Records from a collection:
--- --- ---

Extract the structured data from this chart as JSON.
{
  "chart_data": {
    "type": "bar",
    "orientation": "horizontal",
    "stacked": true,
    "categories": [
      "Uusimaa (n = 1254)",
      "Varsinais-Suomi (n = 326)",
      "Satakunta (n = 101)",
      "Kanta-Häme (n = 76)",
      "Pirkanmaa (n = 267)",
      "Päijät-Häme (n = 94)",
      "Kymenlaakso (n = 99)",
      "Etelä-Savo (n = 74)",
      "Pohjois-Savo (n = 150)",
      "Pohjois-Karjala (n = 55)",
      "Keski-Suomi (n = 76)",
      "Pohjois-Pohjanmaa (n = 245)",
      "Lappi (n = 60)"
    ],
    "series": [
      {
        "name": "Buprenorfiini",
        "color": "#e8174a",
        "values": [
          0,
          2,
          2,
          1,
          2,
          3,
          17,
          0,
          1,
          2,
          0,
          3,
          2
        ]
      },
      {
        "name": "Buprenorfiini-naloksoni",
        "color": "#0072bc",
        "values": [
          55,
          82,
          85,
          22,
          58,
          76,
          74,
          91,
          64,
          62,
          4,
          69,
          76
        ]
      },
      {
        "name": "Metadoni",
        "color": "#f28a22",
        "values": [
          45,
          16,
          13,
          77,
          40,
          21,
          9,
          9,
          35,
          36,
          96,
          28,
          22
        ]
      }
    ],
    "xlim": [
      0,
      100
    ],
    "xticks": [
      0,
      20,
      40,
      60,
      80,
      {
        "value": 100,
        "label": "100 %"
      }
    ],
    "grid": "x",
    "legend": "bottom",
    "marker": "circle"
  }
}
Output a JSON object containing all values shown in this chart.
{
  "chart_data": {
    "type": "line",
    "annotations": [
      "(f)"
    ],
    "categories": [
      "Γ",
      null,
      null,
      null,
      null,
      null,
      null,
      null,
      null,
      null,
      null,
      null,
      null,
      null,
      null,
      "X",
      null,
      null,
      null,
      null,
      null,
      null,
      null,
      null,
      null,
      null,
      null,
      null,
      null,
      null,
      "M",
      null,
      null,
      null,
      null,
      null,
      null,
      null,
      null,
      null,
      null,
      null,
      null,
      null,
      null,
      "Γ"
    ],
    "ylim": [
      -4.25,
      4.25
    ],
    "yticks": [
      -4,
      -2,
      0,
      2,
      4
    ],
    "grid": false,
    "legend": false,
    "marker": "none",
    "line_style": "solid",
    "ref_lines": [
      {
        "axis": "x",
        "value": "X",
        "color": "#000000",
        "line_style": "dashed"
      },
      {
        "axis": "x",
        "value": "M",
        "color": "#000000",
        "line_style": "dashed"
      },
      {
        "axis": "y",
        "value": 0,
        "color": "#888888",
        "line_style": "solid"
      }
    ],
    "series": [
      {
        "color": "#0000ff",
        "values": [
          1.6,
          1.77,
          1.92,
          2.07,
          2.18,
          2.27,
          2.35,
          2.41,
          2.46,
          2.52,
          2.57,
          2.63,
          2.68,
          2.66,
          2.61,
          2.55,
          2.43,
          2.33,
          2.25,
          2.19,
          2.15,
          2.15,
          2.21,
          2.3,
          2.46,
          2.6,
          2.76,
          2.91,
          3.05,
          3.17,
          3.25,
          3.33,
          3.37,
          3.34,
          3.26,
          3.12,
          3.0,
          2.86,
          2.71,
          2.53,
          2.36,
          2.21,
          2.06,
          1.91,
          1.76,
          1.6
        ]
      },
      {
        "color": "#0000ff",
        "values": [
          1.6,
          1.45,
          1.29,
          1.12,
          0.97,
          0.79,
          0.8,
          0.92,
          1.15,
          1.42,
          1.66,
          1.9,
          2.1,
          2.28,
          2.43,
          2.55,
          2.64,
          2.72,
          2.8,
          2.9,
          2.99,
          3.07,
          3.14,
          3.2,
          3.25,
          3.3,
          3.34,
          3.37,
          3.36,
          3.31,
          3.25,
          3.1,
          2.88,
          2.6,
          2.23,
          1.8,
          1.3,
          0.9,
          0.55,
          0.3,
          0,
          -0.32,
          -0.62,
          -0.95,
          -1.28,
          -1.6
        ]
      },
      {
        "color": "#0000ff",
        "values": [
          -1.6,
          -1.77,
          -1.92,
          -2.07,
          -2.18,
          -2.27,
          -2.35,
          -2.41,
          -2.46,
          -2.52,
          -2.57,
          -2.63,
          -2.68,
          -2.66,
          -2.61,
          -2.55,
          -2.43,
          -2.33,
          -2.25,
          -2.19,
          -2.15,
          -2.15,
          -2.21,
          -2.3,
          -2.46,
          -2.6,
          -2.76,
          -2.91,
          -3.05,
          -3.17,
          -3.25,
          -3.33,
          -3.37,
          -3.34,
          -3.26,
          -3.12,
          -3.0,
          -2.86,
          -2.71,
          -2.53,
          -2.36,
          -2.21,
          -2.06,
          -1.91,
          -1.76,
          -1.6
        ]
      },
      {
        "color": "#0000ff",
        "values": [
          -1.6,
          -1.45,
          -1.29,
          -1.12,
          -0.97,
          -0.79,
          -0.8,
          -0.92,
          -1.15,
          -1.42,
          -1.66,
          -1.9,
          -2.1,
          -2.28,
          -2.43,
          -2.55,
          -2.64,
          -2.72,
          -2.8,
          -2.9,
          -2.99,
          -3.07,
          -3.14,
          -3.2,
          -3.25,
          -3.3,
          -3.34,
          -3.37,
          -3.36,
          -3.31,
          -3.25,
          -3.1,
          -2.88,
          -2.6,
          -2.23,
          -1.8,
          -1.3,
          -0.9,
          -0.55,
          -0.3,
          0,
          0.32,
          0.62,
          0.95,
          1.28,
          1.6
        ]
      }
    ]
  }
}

--- --- ---

TASK GOAL
Copy out the full material exactly as it appears.

COMPLETE ANSWER
Extract the structured data from this chart as JSON.
{
  "chart_data": {
    "type": "bar",
    "orientation": "horizontal",
    "stacked": true,
    "categories": [
      "Uusimaa (n = 1254)",
      "Varsinais-Suomi (n = 326)",
      "Satakunta (n = 101)",
      "Kanta-Häme (n = 76)",
      "Pirkanmaa (n = 267)",
      "Päijät-Häme (n = 94)",
      "Kymenlaakso (n = 99)",
      "Etelä-Savo (n = 74)",
      "Pohjois-Savo (n = 150)",
      "Pohjois-Karjala (n = 55)",
      "Keski-Suomi (n = 76)",
      "Pohjois-Pohjanmaa (n = 245)",
      "Lappi (n = 60)"
    ],
    "series": [
      {
        "name": "Buprenorfiini",
        "color": "#e8174a",
        "values": [
          0,
          2,
          2,
          1,
          2,
          3,
          17,
          0,
          1,
          2,
          0,
          3,
          2
        ]
      },
      {
        "name": "Buprenorfiini-naloksoni",
        "color": "#0072bc",
        "values": [
          55,
          82,
          85,
          22,
          58,
          76,
          74,
          91,
          64,
          62,
          4,
          69,
          76
        ]
      },
      {
        "name": "Metadoni",
        "color": "#f28a22",
        "values": [
          45,
          16,
          13,
          77,
          40,
          21,
          9,
          9,
          35,
          36,
          96,
          28,
          22
        ]
      }
    ],
    "xlim": [
      0,
      100
    ],
    "xticks": [
      0,
      20,
      40,
      60,
      80,
      {
        "value": 100,
        "label": "100 %"
      }
    ],
    "grid": "x",
    "legend": "bottom",
    "marker": "circle"
  }
}
Output a JSON object containing all values shown in this chart.
{
  "chart_data": {
    "type": "line",
    "annotations": [
      "(f)"
    ],
    "categories": [
      "Γ",
      null,
      null,
      null,
      null,
      null,
      null,
      null,
      null,
      null,
      null,
      null,
      null,
      null,
      null,
      "X",
      null,
      null,
      null,
      null,
      null,
      null,
      null,
      null,
      null,
      null,
      null,
      null,
      null,
      null,
      "M",
      null,
      null,
      null,
      null,
      null,
      null,
      null,
      null,
      null,
      null,
      null,
      null,
      null,
      null,
      "Γ"
    ],
    "ylim": [
      -4.25,
      4.25
    ],
    "yticks": [
      -4,
      -2,
      0,
      2,
      4
    ],
    "grid": false,
    "legend": false,
    "marker": "none",
    "line_style": "solid",
    "ref_lines": [
      {
        "axis": "x",
        "value": "X",
        "color": "#000000",
        "line_style": "dashed"
      },
      {
        "axis": "x",
        "value": "M",
        "color": "#000000",
        "line_style": "dashed"
      },
      {
        "axis": "y",
        "value": 0,
        "color": "#888888",
        "line_style": "solid"
      }
    ],
    "series": [
      {
        "color": "#0000ff",
        "values": [
          1.6,
          1.77,
          1.92,
          2.07,
          2.18,
          2.27,
          2.35,
          2.41,
          2.46,
          2.52,
          2.57,
          2.63,
          2.68,
          2.66,
          2.61,
          2.55,
          2.43,
          2.33,
          2.25,
          2.19,
          2.15,
          2.15,
          2.21,
          2.3,
          2.46,
          2.6,
          2.76,
          2.91,
          3.05,
          3.17,
          3.25,
          3.33,
          3.37,
          3.34,
          3.26,
          3.12,
          3.0,
          2.86,
          2.71,
          2.53,
          2.36,
          2.21,
          2.06,
          1.91,
          1.76,
          1.6
        ]
      },
      {
        "color": "#0000ff",
        "values": [
          1.6,
          1.45,
          1.29,
          1.12,
          0.97,
          0.79,
          0.8,
          0.92,
          1.15,
          1.42,
          1.66,
          1.9,
          2.1,
          2.28,
          2.43,
          2.55,
          2.64,
          2.72,
          2.8,
          2.9,
          2.99,
          3.07,
          3.14,
          3.2,
          3.25,
          3.3,
          3.34,
          3.37,
          3.36,
          3.31,
          3.25,
          3.1,
          2.88,
          2.6,
          2.23,
          1.8,
          1.3,
          0.9,
          0.55,
          0.3,
          0,
          -0.32,
          -0.62,
          -0.95,
          -1.28,
          -1.6
        ]
      },
      {
        "color": "#0000ff",
        "values": [
          -1.6,
          -1.77,
          -1.92,
          -2.07,
          -2.18,
          -2.27,
          -2.35,
          -2.41,
          -2.46,
          -2.52,
          -2.57,
          -2.63,
          -2.68,
          -2.66,
          -2.61,
          -2.55,
          -2.43,
          -2.33,
          -2.25,
          -2.19,
          -2.15,
          -2.15,
          -2.21,
          -2.3,
          -2.46,
          -2.6,
          -2.76,
          -2.91,
          -3.05,
          -3.17,
          -3.25,
          -3.33,
          -3.37,
          -3.34,
          -3.26,
          -3.12,
          -3.0,
          -2.86,
          -2.71,
          -2.53,
          -2.36,
          -2.21,
          -2.06,
          -1.91,
          -1.76,
          -1.6
        ]
      },
      {
        "color": "#0000ff",
        "values": [
          -1.6,
          -1.45,
          -1.29,
          -1.12,
          -0.97,
          -0.79,
          -0.8,
          -0.92,
          -1.15,
          -1.42,
          -1.66,
          -1.9,
          -2.1,
          -2.28,
          -2.43,
          -2.55,
          -2.64,
          -2.72,
          -2.8,
          -2.9,
          -2.99,
          -3.07,
          -3.14,
          -3.2,
          -3.25,
          -3.3,
          -3.34,
          -3.37,
          -3.36,
          -3.31,
          -3.25,
          -3.1,
          -2.88,
          -2.6,
          -2.23,
          -1.8,
          -1.3,
          -0.9,
          -0.55,
          -0.3,
          0,
          0.32,
          0.62,
          0.95,
          1.28,
          1.6
        ]
      }
    ]
  }
}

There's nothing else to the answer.